> **Data entries**:
-=-=-
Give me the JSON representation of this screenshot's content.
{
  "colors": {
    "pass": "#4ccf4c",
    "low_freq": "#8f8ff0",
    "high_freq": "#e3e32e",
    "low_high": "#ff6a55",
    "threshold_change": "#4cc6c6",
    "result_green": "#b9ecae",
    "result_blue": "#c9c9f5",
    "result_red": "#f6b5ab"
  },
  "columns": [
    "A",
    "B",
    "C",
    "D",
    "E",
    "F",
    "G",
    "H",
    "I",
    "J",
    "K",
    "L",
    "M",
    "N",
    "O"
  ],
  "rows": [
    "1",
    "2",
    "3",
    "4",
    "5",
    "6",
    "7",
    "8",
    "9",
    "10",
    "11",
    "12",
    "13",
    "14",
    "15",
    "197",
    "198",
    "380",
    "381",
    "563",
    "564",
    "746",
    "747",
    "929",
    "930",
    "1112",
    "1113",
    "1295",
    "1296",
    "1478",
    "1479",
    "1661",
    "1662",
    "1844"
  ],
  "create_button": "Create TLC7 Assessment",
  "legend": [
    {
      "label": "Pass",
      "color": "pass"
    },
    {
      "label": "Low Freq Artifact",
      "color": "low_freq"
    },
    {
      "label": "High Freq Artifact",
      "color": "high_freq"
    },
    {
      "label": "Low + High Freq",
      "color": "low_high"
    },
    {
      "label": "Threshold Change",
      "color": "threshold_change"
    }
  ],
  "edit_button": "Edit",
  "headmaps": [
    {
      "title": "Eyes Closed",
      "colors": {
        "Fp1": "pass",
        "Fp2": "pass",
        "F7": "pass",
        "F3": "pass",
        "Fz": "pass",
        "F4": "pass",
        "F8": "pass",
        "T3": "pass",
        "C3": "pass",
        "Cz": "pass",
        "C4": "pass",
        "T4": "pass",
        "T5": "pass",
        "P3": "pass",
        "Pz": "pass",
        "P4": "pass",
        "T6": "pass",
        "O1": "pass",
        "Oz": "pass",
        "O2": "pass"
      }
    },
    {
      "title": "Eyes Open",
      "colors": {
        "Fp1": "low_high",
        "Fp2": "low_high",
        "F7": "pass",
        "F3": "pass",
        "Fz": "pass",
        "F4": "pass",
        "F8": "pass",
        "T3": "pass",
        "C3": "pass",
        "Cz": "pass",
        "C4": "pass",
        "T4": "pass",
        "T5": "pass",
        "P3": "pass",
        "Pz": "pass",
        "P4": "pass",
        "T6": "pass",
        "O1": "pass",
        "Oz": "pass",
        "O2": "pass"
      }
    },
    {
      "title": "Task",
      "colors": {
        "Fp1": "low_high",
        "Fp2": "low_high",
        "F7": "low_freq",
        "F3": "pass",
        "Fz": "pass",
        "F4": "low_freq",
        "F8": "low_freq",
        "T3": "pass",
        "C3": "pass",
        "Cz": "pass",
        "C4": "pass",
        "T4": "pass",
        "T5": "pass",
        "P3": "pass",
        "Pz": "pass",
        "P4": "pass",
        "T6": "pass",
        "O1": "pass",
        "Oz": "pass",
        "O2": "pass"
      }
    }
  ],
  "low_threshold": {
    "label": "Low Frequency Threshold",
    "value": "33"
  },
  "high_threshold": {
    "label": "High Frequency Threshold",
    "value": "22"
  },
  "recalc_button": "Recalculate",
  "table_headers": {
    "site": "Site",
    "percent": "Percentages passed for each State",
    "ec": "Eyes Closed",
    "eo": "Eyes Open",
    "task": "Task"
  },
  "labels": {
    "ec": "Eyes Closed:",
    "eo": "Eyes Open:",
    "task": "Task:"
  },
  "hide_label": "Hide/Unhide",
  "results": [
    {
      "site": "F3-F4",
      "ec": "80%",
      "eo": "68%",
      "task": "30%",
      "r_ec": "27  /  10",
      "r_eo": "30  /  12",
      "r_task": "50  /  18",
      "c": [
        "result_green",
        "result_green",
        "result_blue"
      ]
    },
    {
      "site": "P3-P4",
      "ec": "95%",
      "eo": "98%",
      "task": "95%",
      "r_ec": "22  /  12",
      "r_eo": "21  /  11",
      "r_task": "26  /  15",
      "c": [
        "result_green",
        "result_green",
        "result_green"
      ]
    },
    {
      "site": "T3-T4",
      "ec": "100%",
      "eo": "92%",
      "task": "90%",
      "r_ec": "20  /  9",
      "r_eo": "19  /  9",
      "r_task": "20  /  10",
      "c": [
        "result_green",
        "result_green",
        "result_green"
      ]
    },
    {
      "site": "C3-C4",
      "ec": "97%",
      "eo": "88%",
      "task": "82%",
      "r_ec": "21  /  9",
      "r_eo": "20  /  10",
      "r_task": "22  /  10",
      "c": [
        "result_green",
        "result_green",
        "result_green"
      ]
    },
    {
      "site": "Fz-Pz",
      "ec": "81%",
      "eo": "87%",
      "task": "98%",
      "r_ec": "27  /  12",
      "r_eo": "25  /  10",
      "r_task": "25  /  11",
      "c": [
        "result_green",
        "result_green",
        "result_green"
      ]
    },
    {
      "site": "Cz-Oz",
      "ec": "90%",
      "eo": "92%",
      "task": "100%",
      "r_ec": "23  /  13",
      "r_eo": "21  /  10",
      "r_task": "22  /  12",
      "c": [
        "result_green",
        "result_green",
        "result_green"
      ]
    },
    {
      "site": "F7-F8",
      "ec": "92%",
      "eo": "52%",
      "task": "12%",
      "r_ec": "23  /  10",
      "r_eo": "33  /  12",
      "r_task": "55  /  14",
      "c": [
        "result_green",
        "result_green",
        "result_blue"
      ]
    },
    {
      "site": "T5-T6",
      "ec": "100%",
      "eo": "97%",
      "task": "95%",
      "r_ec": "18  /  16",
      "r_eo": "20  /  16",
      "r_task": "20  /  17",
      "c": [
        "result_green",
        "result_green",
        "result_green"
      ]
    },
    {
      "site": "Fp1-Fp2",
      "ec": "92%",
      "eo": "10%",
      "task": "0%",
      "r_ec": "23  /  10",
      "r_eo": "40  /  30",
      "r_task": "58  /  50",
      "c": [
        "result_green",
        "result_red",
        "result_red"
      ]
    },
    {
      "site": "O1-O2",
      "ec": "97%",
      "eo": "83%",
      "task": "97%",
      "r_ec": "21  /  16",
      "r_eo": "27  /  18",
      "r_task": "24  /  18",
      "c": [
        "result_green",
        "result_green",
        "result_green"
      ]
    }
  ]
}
-=-=-
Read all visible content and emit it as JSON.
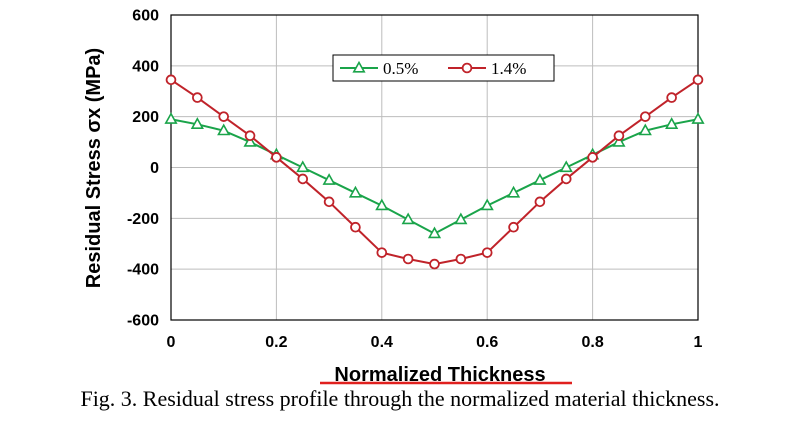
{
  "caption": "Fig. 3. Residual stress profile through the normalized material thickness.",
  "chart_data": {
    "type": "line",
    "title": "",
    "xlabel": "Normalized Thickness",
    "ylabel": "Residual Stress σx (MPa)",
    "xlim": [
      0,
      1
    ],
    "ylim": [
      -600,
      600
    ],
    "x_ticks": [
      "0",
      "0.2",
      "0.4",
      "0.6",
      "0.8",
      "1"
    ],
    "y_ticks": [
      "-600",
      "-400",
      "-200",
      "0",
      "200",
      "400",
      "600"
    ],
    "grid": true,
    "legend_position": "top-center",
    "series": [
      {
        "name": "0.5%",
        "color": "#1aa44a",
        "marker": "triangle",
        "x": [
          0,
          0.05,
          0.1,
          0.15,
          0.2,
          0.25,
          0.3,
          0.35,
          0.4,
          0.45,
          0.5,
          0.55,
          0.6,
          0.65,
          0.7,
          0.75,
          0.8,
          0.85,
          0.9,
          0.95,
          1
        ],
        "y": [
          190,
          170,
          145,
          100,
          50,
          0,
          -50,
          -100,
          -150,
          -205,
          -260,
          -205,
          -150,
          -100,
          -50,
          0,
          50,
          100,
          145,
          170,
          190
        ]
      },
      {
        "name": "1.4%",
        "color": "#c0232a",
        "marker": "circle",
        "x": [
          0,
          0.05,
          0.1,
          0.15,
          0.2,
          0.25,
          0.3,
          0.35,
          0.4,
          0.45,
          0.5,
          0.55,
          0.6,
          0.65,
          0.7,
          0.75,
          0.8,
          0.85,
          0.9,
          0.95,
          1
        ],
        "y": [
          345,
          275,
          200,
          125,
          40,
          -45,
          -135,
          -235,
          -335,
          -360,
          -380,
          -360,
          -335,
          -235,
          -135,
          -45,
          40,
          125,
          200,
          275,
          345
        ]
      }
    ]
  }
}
-=-=-
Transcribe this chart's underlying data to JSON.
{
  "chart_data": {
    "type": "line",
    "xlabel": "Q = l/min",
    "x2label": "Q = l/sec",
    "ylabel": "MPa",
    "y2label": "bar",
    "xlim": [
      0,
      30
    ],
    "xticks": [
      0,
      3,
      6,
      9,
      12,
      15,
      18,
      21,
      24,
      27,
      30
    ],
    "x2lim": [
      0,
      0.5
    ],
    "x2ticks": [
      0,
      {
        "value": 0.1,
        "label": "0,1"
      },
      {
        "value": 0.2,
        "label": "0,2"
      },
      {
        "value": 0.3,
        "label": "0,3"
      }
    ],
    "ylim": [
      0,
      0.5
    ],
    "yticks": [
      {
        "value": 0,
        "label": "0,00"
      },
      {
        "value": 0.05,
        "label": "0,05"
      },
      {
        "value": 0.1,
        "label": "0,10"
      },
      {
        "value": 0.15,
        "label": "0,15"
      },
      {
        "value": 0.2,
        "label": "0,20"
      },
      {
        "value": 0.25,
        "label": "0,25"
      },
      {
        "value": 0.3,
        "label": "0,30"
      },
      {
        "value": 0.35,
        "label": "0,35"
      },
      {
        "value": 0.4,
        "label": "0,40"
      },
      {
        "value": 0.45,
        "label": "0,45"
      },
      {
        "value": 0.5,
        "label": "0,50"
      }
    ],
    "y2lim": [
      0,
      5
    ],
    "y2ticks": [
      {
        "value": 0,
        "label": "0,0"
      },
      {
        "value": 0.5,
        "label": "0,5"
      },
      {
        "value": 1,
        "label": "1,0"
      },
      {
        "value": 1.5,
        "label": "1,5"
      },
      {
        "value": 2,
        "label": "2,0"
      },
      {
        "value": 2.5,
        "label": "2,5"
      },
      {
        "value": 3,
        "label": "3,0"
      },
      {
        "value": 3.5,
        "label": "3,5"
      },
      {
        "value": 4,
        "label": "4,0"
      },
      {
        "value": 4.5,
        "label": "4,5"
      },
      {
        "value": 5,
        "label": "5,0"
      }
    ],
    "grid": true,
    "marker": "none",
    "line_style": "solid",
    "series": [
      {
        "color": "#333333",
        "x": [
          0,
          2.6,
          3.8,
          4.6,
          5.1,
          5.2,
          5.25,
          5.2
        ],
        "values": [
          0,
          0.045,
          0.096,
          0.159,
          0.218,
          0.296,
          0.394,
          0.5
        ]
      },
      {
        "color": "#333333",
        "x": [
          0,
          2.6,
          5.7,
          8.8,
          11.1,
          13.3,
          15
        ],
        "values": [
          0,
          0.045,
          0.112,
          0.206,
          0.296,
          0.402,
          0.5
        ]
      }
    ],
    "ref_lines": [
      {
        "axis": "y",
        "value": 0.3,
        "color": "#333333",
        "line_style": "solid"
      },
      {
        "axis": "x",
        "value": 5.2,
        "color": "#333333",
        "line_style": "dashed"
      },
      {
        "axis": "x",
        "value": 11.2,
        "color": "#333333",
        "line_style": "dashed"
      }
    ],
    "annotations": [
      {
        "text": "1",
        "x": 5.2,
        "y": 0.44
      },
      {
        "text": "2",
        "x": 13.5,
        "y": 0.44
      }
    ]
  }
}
-=-=-
> **Exercise description**: Give only the count of lines in the data that include the string "marker".

> **Output of the exercise**: 3